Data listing
#####

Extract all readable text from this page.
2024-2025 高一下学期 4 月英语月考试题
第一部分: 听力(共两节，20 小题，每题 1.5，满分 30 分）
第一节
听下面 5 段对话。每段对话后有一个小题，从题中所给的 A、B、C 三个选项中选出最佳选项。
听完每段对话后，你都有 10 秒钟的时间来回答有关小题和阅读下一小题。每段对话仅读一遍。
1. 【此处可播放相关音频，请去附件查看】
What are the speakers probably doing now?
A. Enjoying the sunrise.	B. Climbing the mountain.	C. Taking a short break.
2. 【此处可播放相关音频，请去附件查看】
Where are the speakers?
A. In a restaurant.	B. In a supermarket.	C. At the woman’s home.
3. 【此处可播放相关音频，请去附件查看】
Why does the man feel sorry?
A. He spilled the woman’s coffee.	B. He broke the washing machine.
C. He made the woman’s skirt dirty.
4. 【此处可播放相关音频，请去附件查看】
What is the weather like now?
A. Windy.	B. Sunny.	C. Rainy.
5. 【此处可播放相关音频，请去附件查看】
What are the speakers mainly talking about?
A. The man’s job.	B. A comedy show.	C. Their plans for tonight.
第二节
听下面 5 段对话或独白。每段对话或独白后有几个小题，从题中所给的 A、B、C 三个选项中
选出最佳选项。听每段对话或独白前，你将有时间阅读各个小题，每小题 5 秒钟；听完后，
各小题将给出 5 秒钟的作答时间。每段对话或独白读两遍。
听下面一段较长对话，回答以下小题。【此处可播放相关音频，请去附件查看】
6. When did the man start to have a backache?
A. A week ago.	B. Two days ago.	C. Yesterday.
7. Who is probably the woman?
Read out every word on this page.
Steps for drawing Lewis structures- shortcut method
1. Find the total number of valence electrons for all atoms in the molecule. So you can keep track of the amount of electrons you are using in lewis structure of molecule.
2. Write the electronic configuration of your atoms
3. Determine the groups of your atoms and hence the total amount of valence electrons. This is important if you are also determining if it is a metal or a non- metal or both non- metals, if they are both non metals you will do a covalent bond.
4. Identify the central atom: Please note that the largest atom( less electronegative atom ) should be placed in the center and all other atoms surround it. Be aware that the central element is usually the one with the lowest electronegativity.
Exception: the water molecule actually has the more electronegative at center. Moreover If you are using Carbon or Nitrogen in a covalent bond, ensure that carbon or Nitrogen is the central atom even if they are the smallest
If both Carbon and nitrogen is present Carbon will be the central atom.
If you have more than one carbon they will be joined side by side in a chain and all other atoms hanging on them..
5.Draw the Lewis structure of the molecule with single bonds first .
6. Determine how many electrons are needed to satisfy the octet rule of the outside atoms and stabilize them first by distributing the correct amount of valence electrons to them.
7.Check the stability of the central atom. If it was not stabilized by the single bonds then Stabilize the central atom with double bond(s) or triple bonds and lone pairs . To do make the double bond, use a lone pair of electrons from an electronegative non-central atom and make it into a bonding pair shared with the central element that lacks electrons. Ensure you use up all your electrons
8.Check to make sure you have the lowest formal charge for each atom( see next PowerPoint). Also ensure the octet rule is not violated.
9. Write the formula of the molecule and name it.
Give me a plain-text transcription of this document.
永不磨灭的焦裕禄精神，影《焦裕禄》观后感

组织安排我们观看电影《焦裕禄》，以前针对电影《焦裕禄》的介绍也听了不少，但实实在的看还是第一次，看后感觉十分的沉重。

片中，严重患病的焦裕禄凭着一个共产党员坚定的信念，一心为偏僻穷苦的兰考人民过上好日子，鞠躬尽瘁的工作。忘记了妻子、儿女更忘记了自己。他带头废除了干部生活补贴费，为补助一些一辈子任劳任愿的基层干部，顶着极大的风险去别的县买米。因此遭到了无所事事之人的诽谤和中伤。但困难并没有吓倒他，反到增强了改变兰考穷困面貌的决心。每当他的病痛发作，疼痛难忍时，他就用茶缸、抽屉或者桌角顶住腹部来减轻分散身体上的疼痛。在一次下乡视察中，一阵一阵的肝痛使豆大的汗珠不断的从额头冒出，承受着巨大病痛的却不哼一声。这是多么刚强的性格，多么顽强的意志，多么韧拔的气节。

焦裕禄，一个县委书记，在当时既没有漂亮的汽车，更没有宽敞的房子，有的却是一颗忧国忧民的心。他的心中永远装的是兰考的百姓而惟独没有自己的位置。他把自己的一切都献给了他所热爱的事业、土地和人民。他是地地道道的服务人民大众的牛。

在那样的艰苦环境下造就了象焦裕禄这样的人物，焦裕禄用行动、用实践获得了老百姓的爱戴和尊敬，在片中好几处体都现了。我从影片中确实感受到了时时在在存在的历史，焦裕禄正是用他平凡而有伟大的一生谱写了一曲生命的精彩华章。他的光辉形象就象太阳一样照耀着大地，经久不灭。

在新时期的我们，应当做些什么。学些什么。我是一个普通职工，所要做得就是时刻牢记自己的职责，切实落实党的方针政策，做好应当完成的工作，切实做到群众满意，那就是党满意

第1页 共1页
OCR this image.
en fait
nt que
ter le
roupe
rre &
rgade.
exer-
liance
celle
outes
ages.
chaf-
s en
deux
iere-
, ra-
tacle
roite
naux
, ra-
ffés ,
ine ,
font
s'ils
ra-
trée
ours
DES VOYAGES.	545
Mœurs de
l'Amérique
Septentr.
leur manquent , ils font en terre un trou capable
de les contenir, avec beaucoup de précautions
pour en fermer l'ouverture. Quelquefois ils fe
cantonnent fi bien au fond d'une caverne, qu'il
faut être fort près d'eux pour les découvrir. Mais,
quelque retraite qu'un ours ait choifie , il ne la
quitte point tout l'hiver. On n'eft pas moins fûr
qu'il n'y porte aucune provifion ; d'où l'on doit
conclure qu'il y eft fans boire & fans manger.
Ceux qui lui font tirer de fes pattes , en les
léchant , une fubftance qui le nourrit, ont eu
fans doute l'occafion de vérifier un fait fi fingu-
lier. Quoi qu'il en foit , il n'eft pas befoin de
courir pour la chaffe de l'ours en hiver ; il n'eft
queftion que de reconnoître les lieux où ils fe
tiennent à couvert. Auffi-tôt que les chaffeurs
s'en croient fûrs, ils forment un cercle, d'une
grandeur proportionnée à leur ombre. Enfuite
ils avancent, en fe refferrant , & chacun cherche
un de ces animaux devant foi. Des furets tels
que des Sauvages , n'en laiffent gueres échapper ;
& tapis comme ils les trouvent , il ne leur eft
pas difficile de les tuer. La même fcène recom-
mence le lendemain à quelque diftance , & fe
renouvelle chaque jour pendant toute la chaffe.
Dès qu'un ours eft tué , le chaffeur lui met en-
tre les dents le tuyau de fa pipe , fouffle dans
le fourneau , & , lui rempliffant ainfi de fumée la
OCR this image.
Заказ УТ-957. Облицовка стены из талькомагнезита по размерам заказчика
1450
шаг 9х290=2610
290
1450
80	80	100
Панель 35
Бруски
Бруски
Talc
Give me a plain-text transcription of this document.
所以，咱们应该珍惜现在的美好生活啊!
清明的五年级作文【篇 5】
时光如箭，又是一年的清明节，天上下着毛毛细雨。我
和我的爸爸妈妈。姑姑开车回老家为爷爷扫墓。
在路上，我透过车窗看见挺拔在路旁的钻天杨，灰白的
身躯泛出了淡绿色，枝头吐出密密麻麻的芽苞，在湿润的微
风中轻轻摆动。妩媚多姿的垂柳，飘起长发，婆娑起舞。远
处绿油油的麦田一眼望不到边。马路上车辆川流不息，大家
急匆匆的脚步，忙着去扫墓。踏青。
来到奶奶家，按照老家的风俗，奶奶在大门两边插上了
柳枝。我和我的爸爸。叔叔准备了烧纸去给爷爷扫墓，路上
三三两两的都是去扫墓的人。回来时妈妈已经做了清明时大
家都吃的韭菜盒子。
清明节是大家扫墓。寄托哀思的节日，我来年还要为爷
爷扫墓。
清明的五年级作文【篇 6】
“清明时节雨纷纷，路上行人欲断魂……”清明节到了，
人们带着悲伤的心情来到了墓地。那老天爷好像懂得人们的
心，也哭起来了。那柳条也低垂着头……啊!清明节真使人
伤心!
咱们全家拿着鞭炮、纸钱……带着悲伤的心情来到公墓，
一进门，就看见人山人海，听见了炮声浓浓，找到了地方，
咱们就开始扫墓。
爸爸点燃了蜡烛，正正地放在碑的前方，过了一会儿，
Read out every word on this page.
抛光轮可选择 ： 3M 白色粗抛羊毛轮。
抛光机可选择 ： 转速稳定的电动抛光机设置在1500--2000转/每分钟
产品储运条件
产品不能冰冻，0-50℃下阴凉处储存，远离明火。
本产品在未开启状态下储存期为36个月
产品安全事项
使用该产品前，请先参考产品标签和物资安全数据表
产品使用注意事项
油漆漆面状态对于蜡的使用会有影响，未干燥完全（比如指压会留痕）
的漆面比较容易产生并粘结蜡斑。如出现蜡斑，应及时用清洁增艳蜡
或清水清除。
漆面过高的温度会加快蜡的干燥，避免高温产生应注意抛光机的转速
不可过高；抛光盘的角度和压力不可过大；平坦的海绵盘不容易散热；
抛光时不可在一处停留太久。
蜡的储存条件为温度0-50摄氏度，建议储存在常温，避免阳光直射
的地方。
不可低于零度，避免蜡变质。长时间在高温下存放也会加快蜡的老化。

#####

Go through the records above and copy every line with the word "probably".

### [SOLUTION FOR THIS EXERCISE]
What are the speakers probably doing now?
7. Who is probably the woman?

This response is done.